[EXERCISE]
Copy everything from the line containing "y-axis-title: Average %" down to the line containing "series-band-3 <box>1676 243 2200 740</box>", keeping each line unchanged.

[DATA PROVIDED]
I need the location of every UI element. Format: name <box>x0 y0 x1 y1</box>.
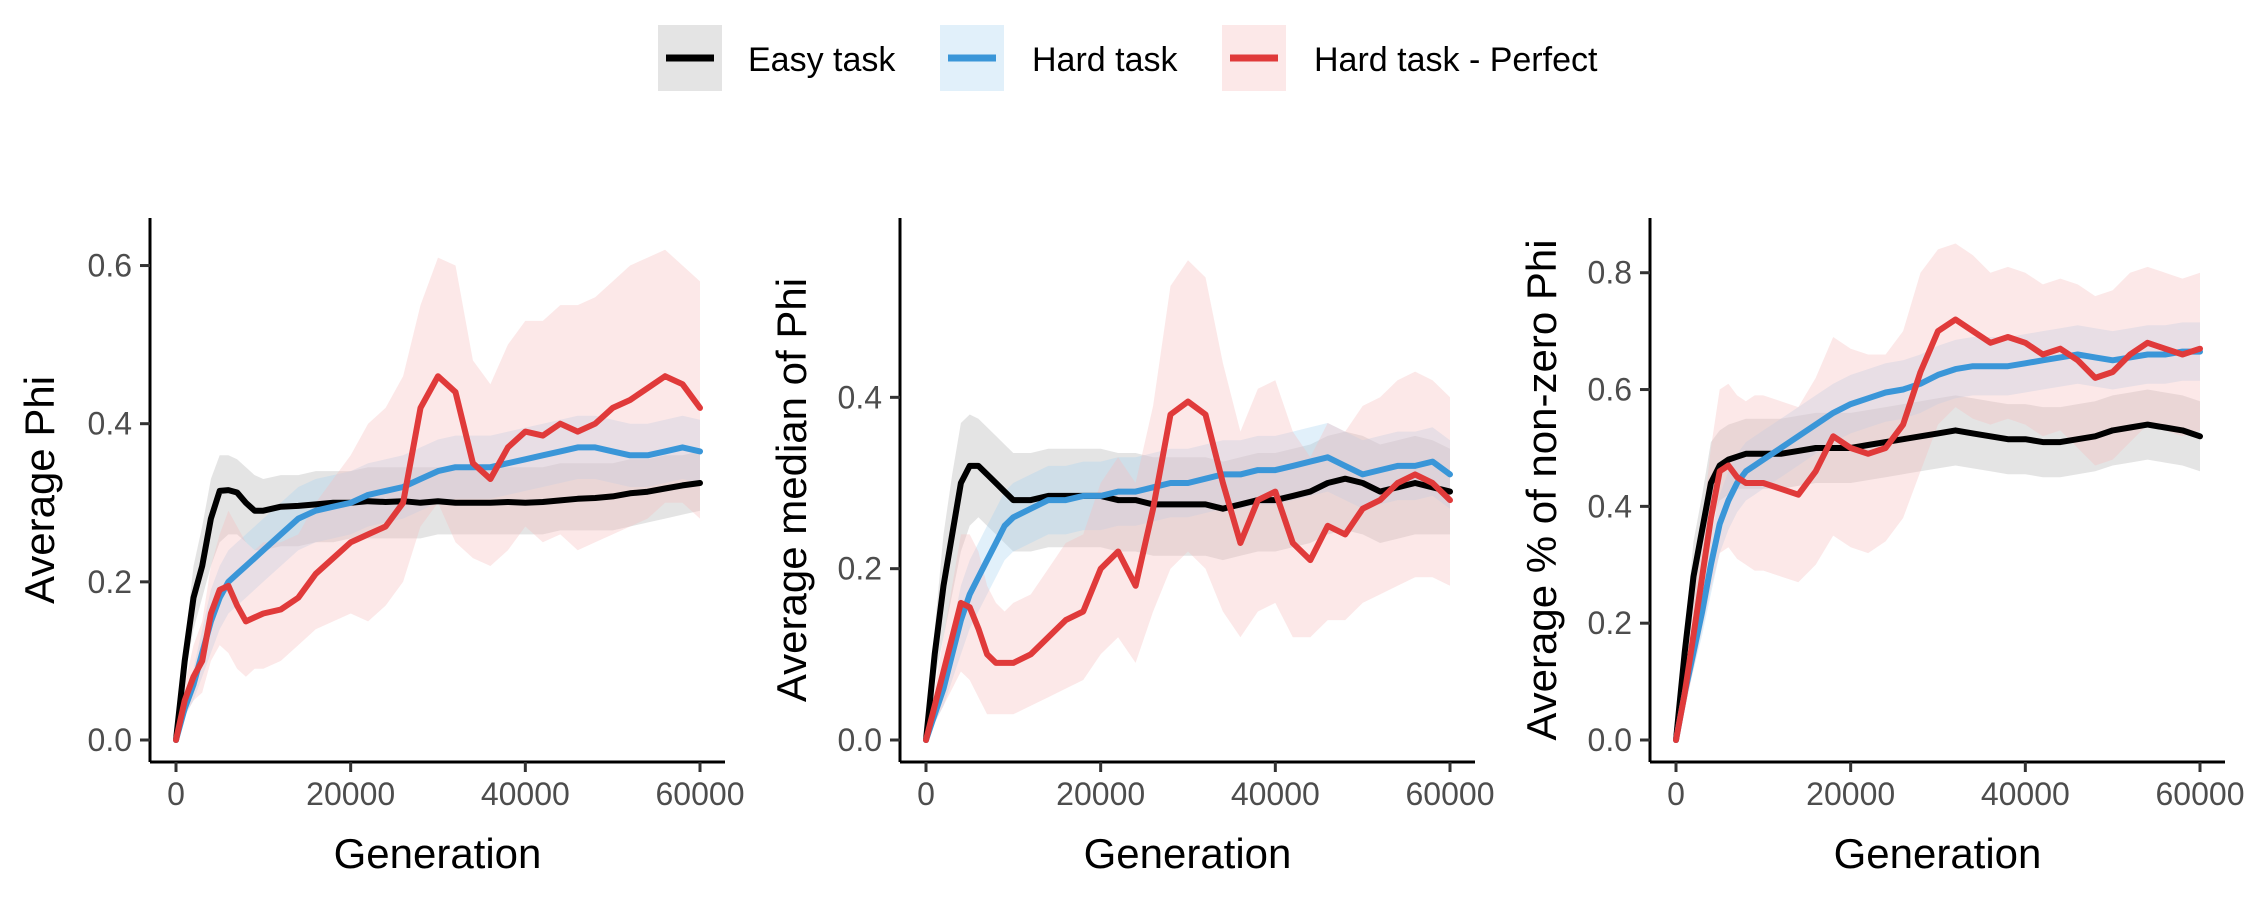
y-axis-title: Average % of non-zero Phi <box>1518 239 1565 740</box>
series-line-1 <box>173 480 703 743</box>
legend-item-2: Hard task <box>940 25 1178 91</box>
y-tick-label: 0.6 <box>88 248 132 284</box>
x-tick-label: 60000 <box>1406 776 1495 812</box>
y-tick-label: 0.8 <box>1588 255 1632 291</box>
x-tick-label: 20000 <box>1806 776 1895 812</box>
y-axis-title: Average Phi <box>16 376 63 604</box>
x-tick-label: 40000 <box>1981 776 2070 812</box>
y-tick-label: 0.4 <box>88 406 132 442</box>
y-tick-label: 0.4 <box>838 379 882 415</box>
x-axis-title: Generation <box>1834 830 2042 877</box>
series-band-1 <box>1676 389 2200 740</box>
x-tick-label: 20000 <box>306 776 395 812</box>
x-tick-label: 40000 <box>1231 776 1320 812</box>
series-line-2 <box>923 454 1453 743</box>
panel-2: 0.0 0.2 0.4 0 20000 40000 60000 Generation Avera… <box>768 218 1494 877</box>
y-tick-label: 0.2 <box>1588 605 1632 641</box>
x-tick-label: 0 <box>917 776 935 812</box>
panel-3: 0.0 0.2 0.4 0.6 0.8 0 20000 40000 60000 Generatio… <box>1518 218 2244 877</box>
y-tick-label: 0.0 <box>1588 722 1632 758</box>
series-band-2 <box>176 415 700 740</box>
legend-item-1: Easy task <box>658 25 896 91</box>
x-tick-label: 60000 <box>2156 776 2245 812</box>
x-tick-label: 0 <box>1667 776 1685 812</box>
y-tick-label: 0.0 <box>88 722 132 758</box>
x-axis-title: Generation <box>1084 830 1292 877</box>
x-tick-label: 0 <box>167 776 185 812</box>
panel-1: 0.0 0.2 0.4 0.6 0 20000 40000 60000 Generation Av… <box>16 218 744 877</box>
x-tick-label: 40000 <box>481 776 570 812</box>
series-line-3 <box>1673 316 2203 743</box>
series-line-3 <box>173 373 703 743</box>
x-tick-label: 20000 <box>1056 776 1145 812</box>
y-tick-label: 0.2 <box>838 551 882 587</box>
series-band-3 <box>926 260 1450 740</box>
legend-label: Hard task <box>1032 41 1178 79</box>
series-band-3 <box>1676 243 2200 740</box>
y-tick-label: 0.2 <box>88 564 132 600</box>
y-tick-label: 0.6 <box>1588 372 1632 408</box>
series-band-3 <box>176 249 700 740</box>
y-tick-label: 0.4 <box>1588 488 1632 524</box>
series-band-1 <box>176 451 700 740</box>
series-line-3 <box>923 398 1453 743</box>
x-tick-label: 60000 <box>656 776 745 812</box>
series-line-1 <box>923 462 1453 743</box>
legend-label: Hard task - Perfect <box>1314 41 1598 79</box>
series-band-2 <box>1676 322 2200 740</box>
legend-label: Easy task <box>748 41 896 79</box>
chart-panels: 0.0 0.2 0.4 0.6 0 20000 40000 60000 Generation Av… <box>16 218 2244 877</box>
y-axis-title: Average median of Phi <box>768 278 815 702</box>
x-axis-title: Generation <box>334 830 542 877</box>
y-tick-label: 0.0 <box>838 722 882 758</box>
legend-item-3: Hard task - Perfect <box>1222 25 1598 91</box>
legend: Easy task Hard task Hard task - Perfect <box>658 25 1598 91</box>
series-line-2 <box>1673 348 2203 743</box>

[RESPONSE FOR THIS EXERCISE]
y-axis-title: Average % of non-zero Phi <box>1518 239 1565 740</box>
series-line-1 <box>173 480 703 743</box>
legend-item-2: Hard task <box>940 25 1178 91</box>
y-tick-label: 0.6 <box>88 248 132 284</box>
x-tick-label: 60000 <box>1406 776 1495 812</box>
y-tick-label: 0.8 <box>1588 255 1632 291</box>
x-tick-label: 20000 <box>1806 776 1895 812</box>
y-axis-title: Average Phi <box>16 376 63 604</box>
x-tick-label: 40000 <box>1981 776 2070 812</box>
y-tick-label: 0.4 <box>88 406 132 442</box>
y-tick-label: 0.4 <box>838 379 882 415</box>
x-axis-title: Generation <box>1834 830 2042 877</box>
series-band-1 <box>1676 389 2200 740</box>
x-tick-label: 20000 <box>306 776 395 812</box>
x-tick-label: 40000 <box>1231 776 1320 812</box>
series-line-2 <box>923 454 1453 743</box>
panel-2: 0.0 0.2 0.4 0 20000 40000 60000 Generation Avera… <box>768 218 1494 877</box>
y-tick-label: 0.2 <box>1588 605 1632 641</box>
x-tick-label: 0 <box>917 776 935 812</box>
panel-3: 0.0 0.2 0.4 0.6 0.8 0 20000 40000 60000 Generatio… <box>1518 218 2244 877</box>
y-tick-label: 0.0 <box>1588 722 1632 758</box>
series-band-2 <box>176 415 700 740</box>
legend-item-1: Easy task <box>658 25 896 91</box>
x-tick-label: 60000 <box>2156 776 2245 812</box>
x-tick-label: 0 <box>1667 776 1685 812</box>
y-tick-label: 0.0 <box>88 722 132 758</box>
x-axis-title: Generation <box>1084 830 1292 877</box>
x-tick-label: 0 <box>167 776 185 812</box>
panel-1: 0.0 0.2 0.4 0.6 0 20000 40000 60000 Generation Av… <box>16 218 744 877</box>
x-tick-label: 40000 <box>481 776 570 812</box>
series-line-3 <box>1673 316 2203 743</box>
series-line-3 <box>173 373 703 743</box>
x-tick-label: 20000 <box>1056 776 1145 812</box>
y-tick-label: 0.2 <box>838 551 882 587</box>
series-band-3 <box>926 260 1450 740</box>
legend-label: Hard task <box>1032 41 1178 79</box>
series-band-3 <box>1676 243 2200 740</box>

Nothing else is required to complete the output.